• _DIRECTIVE_
Faithfully return all lines, omitting every embedded picture.

## start RECORDS FOR THIS TASK

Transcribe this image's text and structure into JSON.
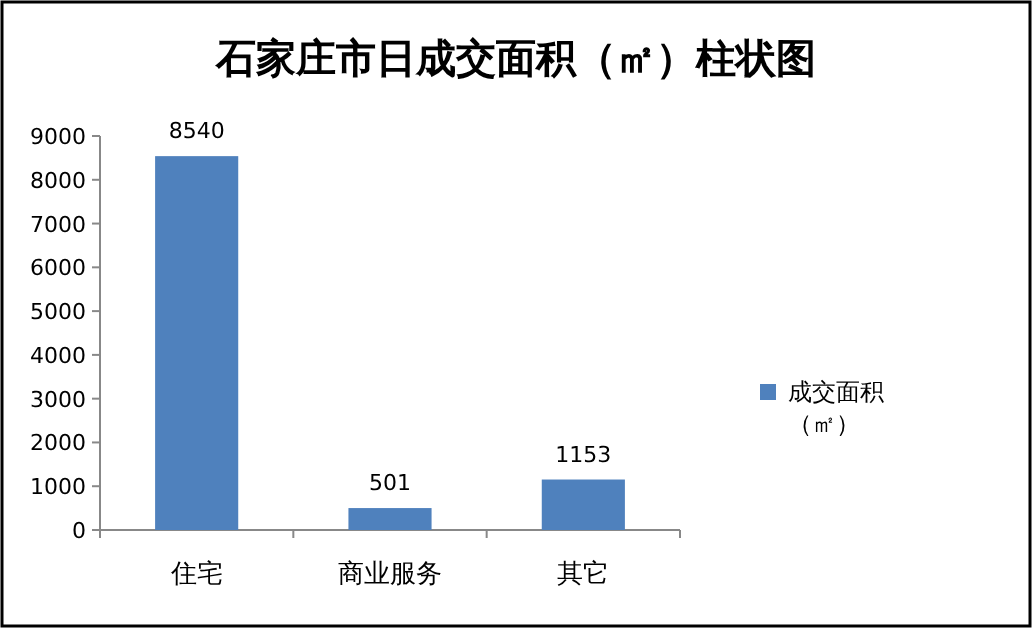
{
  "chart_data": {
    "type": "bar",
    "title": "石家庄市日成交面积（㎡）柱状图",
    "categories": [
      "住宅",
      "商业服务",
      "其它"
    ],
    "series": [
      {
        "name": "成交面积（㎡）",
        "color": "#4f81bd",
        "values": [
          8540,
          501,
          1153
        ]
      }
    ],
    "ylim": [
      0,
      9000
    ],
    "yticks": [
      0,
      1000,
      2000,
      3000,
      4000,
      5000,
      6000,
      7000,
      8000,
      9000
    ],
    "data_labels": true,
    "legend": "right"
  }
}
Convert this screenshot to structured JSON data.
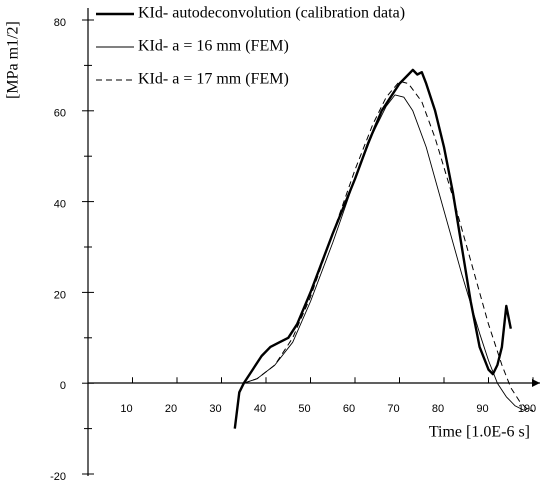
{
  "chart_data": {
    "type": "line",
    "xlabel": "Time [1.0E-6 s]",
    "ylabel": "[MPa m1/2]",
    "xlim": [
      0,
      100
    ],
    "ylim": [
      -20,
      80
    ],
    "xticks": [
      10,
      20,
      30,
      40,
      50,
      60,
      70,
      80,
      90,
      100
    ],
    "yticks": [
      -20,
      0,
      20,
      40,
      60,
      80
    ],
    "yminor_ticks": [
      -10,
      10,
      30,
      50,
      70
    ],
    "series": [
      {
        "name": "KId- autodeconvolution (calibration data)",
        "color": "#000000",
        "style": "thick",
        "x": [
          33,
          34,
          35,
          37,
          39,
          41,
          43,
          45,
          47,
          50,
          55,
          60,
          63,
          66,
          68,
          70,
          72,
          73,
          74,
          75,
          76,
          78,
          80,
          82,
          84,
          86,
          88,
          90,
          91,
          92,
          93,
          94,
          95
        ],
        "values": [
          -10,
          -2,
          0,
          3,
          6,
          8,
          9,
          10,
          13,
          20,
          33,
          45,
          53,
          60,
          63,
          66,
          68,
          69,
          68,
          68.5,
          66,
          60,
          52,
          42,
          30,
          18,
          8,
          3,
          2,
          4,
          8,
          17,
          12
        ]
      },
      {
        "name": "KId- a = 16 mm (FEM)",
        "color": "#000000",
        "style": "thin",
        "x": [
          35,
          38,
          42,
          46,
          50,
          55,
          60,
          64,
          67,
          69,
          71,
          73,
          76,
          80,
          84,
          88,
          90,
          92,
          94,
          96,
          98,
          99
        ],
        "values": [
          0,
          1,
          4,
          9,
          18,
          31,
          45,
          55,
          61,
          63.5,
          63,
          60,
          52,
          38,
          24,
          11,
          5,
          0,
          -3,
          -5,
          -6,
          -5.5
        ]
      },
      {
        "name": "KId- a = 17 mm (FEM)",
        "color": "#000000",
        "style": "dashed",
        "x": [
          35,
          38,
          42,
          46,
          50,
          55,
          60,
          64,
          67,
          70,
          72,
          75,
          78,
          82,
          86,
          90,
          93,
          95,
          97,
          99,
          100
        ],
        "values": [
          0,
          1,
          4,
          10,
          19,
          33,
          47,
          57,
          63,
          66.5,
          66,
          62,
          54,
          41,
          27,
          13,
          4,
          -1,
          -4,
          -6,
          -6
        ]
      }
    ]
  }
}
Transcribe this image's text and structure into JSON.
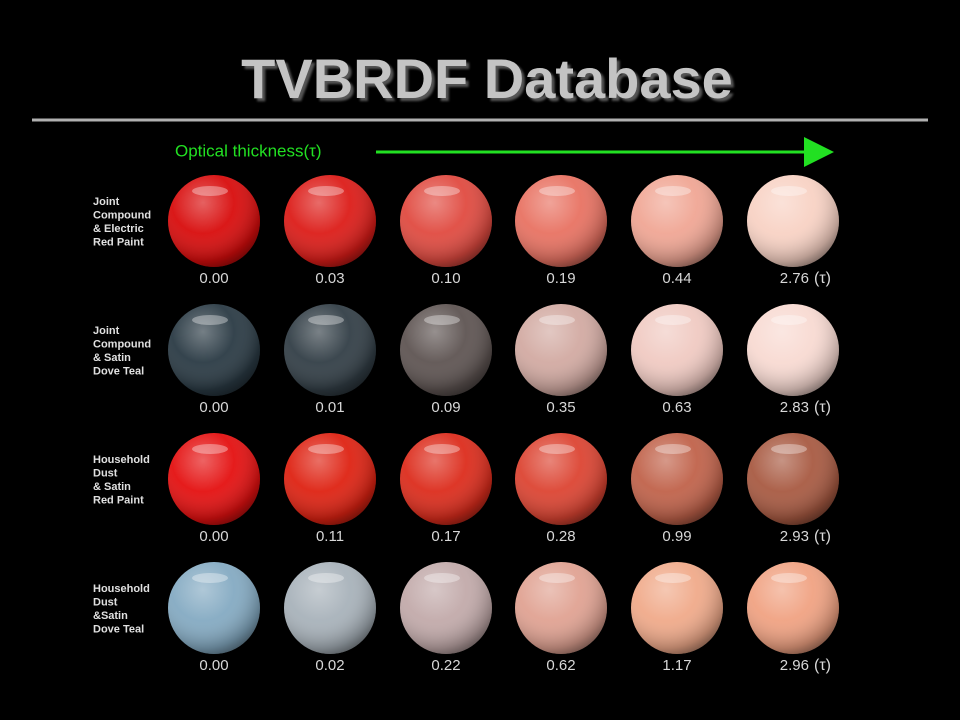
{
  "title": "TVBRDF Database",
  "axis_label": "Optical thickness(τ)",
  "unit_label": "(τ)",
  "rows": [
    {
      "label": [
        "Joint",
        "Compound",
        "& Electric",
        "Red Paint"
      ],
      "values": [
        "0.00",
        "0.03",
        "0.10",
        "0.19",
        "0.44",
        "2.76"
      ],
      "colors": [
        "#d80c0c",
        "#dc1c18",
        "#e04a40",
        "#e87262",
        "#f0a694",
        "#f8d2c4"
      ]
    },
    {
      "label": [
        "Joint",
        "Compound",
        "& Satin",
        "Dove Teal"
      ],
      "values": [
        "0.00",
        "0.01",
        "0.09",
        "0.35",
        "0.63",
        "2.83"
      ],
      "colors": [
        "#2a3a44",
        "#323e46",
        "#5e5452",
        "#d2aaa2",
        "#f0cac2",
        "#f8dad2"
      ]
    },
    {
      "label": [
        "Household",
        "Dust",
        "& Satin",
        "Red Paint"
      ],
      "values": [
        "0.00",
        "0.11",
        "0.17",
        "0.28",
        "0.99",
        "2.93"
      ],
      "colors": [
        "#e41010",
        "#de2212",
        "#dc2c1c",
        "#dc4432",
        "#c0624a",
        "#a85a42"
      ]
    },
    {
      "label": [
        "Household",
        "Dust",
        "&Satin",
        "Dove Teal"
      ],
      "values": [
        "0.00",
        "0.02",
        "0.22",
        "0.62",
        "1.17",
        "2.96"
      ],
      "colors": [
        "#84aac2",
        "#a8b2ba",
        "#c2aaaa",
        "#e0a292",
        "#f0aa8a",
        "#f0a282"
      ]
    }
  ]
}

## end RECORDS FOR THIS TASK

• _THE REPLY_
Transcribe this image's text and structure into JSON.
{
  "chart_data": {
    "type": "bar",
    "title": "石家庄市日成交面积（㎡）柱状图",
    "categories": [
      "住宅",
      "商业服务",
      "其它"
    ],
    "series": [
      {
        "name": "成交面积（㎡）",
        "color": "#4f81bd",
        "values": [
          8540,
          501,
          1153
        ]
      }
    ],
    "ylim": [
      0,
      9000
    ],
    "yticks": [
      0,
      1000,
      2000,
      3000,
      4000,
      5000,
      6000,
      7000,
      8000,
      9000
    ],
    "data_labels": true,
    "legend": "right"
  }
}
Convert this screenshot to structured JSON data.
{
  "chart_data": {
    "type": "line",
    "xlabel": "Time [1.0E-6 s]",
    "ylabel": "[MPa m1/2]",
    "xlim": [
      0,
      100
    ],
    "ylim": [
      -20,
      80
    ],
    "xticks": [
      10,
      20,
      30,
      40,
      50,
      60,
      70,
      80,
      90,
      100
    ],
    "yticks": [
      -20,
      0,
      20,
      40,
      60,
      80
    ],
    "yminor_ticks": [
      -10,
      10,
      30,
      50,
      70
    ],
    "series": [
      {
        "name": "KId- autodeconvolution (calibration data)",
        "color": "#000000",
        "style": "thick",
        "x": [
          33,
          34,
          35,
          37,
          39,
          41,
          43,
          45,
          47,
          50,
          55,
          60,
          63,
          66,
          68,
          70,
          72,
          73,
          74,
          75,
          76,
          78,
          80,
          82,
          84,
          86,
          88,
          90,
          91,
          92,
          93,
          94,
          95
        ],
        "values": [
          -10,
          -2,
          0,
          3,
          6,
          8,
          9,
          10,
          13,
          20,
          33,
          45,
          53,
          60,
          63,
          66,
          68,
          69,
          68,
          68.5,
          66,
          60,
          52,
          42,
          30,
          18,
          8,
          3,
          2,
          4,
          8,
          17,
          12
        ]
      },
      {
        "name": "KId- a = 16 mm (FEM)",
        "color": "#000000",
        "style": "thin",
        "x": [
          35,
          38,
          42,
          46,
          50,
          55,
          60,
          64,
          67,
          69,
          71,
          73,
          76,
          80,
          84,
          88,
          90,
          92,
          94,
          96,
          98,
          99
        ],
        "values": [
          0,
          1,
          4,
          9,
          18,
          31,
          45,
          55,
          61,
          63.5,
          63,
          60,
          52,
          38,
          24,
          11,
          5,
          0,
          -3,
          -5,
          -6,
          -5.5
        ]
      },
      {
        "name": "KId- a = 17 mm (FEM)",
        "color": "#000000",
        "style": "dashed",
        "x": [
          35,
          38,
          42,
          46,
          50,
          55,
          60,
          64,
          67,
          70,
          72,
          75,
          78,
          82,
          86,
          90,
          93,
          95,
          97,
          99,
          100
        ],
        "values": [
          0,
          1,
          4,
          10,
          19,
          33,
          47,
          57,
          63,
          66.5,
          66,
          62,
          54,
          41,
          27,
          13,
          4,
          -1,
          -4,
          -6,
          -6
        ]
      }
    ]
  }
}
Transcribe this image's text and structure into JSON.
{
  "title": "TVBRDF Database",
  "axis_label": "Optical thickness(τ)",
  "unit_label": "(τ)",
  "rows": [
    {
      "label": [
        "Joint",
        "Compound",
        "& Electric",
        "Red Paint"
      ],
      "values": [
        "0.00",
        "0.03",
        "0.10",
        "0.19",
        "0.44",
        "2.76"
      ],
      "colors": [
        "#d80c0c",
        "#dc1c18",
        "#e04a40",
        "#e87262",
        "#f0a694",
        "#f8d2c4"
      ]
    },
    {
      "label": [
        "Joint",
        "Compound",
        "& Satin",
        "Dove Teal"
      ],
      "values": [
        "0.00",
        "0.01",
        "0.09",
        "0.35",
        "0.63",
        "2.83"
      ],
      "colors": [
        "#2a3a44",
        "#323e46",
        "#5e5452",
        "#d2aaa2",
        "#f0cac2",
        "#f8dad2"
      ]
    },
    {
      "label": [
        "Household",
        "Dust",
        "& Satin",
        "Red Paint"
      ],
      "values": [
        "0.00",
        "0.11",
        "0.17",
        "0.28",
        "0.99",
        "2.93"
      ],
      "colors": [
        "#e41010",
        "#de2212",
        "#dc2c1c",
        "#dc4432",
        "#c0624a",
        "#a85a42"
      ]
    },
    {
      "label": [
        "Household",
        "Dust",
        "&Satin",
        "Dove Teal"
      ],
      "values": [
        "0.00",
        "0.02",
        "0.22",
        "0.62",
        "1.17",
        "2.96"
      ],
      "colors": [
        "#84aac2",
        "#a8b2ba",
        "#c2aaaa",
        "#e0a292",
        "#f0aa8a",
        "#f0a282"
      ]
    }
  ]
}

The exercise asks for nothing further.